### Dataset listings of figures
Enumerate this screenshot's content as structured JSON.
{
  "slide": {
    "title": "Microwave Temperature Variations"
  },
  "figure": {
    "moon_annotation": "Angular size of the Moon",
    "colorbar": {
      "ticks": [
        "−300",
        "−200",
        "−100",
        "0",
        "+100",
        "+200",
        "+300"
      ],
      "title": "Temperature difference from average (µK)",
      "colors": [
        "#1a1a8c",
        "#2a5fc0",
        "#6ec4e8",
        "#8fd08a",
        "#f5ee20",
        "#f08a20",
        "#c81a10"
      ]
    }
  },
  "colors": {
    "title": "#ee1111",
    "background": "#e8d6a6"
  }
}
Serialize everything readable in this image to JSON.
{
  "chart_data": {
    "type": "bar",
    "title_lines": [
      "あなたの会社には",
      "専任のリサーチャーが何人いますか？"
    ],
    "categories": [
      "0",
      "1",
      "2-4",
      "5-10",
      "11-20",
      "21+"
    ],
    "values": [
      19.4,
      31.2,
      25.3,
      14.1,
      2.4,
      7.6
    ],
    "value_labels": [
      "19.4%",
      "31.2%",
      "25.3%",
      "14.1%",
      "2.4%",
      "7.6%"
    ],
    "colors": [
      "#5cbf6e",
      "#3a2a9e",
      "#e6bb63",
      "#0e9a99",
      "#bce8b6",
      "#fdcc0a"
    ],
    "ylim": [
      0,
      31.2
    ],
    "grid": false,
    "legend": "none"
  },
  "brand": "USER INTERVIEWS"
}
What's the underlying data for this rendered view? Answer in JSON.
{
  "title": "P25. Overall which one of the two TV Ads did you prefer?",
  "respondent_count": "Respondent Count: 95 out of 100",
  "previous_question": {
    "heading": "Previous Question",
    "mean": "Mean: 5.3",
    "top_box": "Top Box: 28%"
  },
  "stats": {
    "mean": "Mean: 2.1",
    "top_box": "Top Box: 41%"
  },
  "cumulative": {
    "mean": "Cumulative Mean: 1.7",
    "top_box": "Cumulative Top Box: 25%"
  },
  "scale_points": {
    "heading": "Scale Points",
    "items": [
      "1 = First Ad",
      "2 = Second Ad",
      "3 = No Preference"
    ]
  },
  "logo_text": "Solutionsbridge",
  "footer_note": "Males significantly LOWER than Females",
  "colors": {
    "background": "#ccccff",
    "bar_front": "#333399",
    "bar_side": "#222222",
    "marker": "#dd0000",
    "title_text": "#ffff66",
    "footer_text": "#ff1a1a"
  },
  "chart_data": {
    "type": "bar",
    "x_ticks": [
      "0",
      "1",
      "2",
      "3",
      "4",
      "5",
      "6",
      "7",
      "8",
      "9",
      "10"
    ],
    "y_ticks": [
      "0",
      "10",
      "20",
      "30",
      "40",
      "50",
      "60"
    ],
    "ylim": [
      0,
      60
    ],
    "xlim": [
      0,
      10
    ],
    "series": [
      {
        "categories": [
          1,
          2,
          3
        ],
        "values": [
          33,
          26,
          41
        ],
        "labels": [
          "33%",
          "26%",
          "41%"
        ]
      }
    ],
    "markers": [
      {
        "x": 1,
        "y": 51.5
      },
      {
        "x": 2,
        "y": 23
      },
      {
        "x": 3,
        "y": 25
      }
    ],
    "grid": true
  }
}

### Stated problem
Reproduce all the data word for word.

### The output
Enumerate this screenshot's content as structured JSON.
{
  "slide": {
    "title": "Microwave Temperature Variations"
  },
  "figure": {
    "moon_annotation": "Angular size of the Moon",
    "colorbar": {
      "ticks": [
        "−300",
        "−200",
        "−100",
        "0",
        "+100",
        "+200",
        "+300"
      ],
      "title": "Temperature difference from average (µK)",
      "colors": [
        "#1a1a8c",
        "#2a5fc0",
        "#6ec4e8",
        "#8fd08a",
        "#f5ee20",
        "#f08a20",
        "#c81a10"
      ]
    }
  },
  "colors": {
    "title": "#ee1111",
    "background": "#e8d6a6"
  }
}
Serialize everything readable in this image to JSON.
{
  "chart_data": {
    "type": "bar",
    "title_lines": [
      "あなたの会社には",
      "専任のリサーチャーが何人いますか？"
    ],
    "categories": [
      "0",
      "1",
      "2-4",
      "5-10",
      "11-20",
      "21+"
    ],
    "values": [
      19.4,
      31.2,
      25.3,
      14.1,
      2.4,
      7.6
    ],
    "value_labels": [
      "19.4%",
      "31.2%",
      "25.3%",
      "14.1%",
      "2.4%",
      "7.6%"
    ],
    "colors": [
      "#5cbf6e",
      "#3a2a9e",
      "#e6bb63",
      "#0e9a99",
      "#bce8b6",
      "#fdcc0a"
    ],
    "ylim": [
      0,
      31.2
    ],
    "grid": false,
    "legend": "none"
  },
  "brand": "USER INTERVIEWS"
}
What's the underlying data for this rendered view? Answer in JSON.
{
  "title": "P25. Overall which one of the two TV Ads did you prefer?",
  "respondent_count": "Respondent Count: 95 out of 100",
  "previous_question": {
    "heading": "Previous Question",
    "mean": "Mean: 5.3",
    "top_box": "Top Box: 28%"
  },
  "stats": {
    "mean": "Mean: 2.1",
    "top_box": "Top Box: 41%"
  },
  "cumulative": {
    "mean": "Cumulative Mean: 1.7",
    "top_box": "Cumulative Top Box: 25%"
  },
  "scale_points": {
    "heading": "Scale Points",
    "items": [
      "1 = First Ad",
      "2 = Second Ad",
      "3 = No Preference"
    ]
  },
  "logo_text": "Solutionsbridge",
  "footer_note": "Males significantly LOWER than Females",
  "colors": {
    "background": "#ccccff",
    "bar_front": "#333399",
    "bar_side": "#222222",
    "marker": "#dd0000",
    "title_text": "#ffff66",
    "footer_text": "#ff1a1a"
  },
  "chart_data": {
    "type": "bar",
    "x_ticks": [
      "0",
      "1",
      "2",
      "3",
      "4",
      "5",
      "6",
      "7",
      "8",
      "9",
      "10"
    ],
    "y_ticks": [
      "0",
      "10",
      "20",
      "30",
      "40",
      "50",
      "60"
    ],
    "ylim": [
      0,
      60
    ],
    "xlim": [
      0,
      10
    ],
    "series": [
      {
        "categories": [
          1,
          2,
          3
        ],
        "values": [
          33,
          26,
          41
        ],
        "labels": [
          "33%",
          "26%",
          "41%"
        ]
      }
    ],
    "markers": [
      {
        "x": 1,
        "y": 51.5
      },
      {
        "x": 2,
        "y": 23
      },
      {
        "x": 3,
        "y": 25
      }
    ],
    "grid": true
  }
}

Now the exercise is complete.